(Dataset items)
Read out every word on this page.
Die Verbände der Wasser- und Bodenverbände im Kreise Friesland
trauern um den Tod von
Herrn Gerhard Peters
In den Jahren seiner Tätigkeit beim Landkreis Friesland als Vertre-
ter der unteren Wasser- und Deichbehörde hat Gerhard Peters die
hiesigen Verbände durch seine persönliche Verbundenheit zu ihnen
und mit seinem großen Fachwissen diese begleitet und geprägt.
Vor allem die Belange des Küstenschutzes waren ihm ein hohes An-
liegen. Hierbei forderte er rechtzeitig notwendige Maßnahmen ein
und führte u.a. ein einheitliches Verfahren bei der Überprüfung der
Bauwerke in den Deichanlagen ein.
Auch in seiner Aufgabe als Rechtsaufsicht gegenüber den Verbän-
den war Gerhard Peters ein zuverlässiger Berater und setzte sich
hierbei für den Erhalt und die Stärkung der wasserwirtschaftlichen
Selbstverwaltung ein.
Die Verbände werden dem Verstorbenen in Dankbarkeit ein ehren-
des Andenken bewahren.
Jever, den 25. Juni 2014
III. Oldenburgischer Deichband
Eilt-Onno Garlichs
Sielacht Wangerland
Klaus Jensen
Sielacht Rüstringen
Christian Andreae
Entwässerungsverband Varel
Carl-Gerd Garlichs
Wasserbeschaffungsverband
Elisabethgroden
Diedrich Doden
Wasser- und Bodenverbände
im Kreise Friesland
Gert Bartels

# TASK STATEMENT
Each line must be given again exactly as written above.

# TASK RESULT
Read out every word on this page.
Die Verbände der Wasser- und Bodenverbände im Kreise Friesland
trauern um den Tod von
Herrn Gerhard Peters
In den Jahren seiner Tätigkeit beim Landkreis Friesland als Vertre-
ter der unteren Wasser- und Deichbehörde hat Gerhard Peters die
hiesigen Verbände durch seine persönliche Verbundenheit zu ihnen
und mit seinem großen Fachwissen diese begleitet und geprägt.
Vor allem die Belange des Küstenschutzes waren ihm ein hohes An-
liegen. Hierbei forderte er rechtzeitig notwendige Maßnahmen ein
und führte u.a. ein einheitliches Verfahren bei der Überprüfung der
Bauwerke in den Deichanlagen ein.
Auch in seiner Aufgabe als Rechtsaufsicht gegenüber den Verbän-
den war Gerhard Peters ein zuverlässiger Berater und setzte sich
hierbei für den Erhalt und die Stärkung der wasserwirtschaftlichen
Selbstverwaltung ein.
Die Verbände werden dem Verstorbenen in Dankbarkeit ein ehren-
des Andenken bewahren.
Jever, den 25. Juni 2014
III. Oldenburgischer Deichband
Eilt-Onno Garlichs
Sielacht Wangerland
Klaus Jensen
Sielacht Rüstringen
Christian Andreae
Entwässerungsverband Varel
Carl-Gerd Garlichs
Wasserbeschaffungsverband
Elisabethgroden
Diedrich Doden
Wasser- und Bodenverbände
im Kreise Friesland
Gert Bartels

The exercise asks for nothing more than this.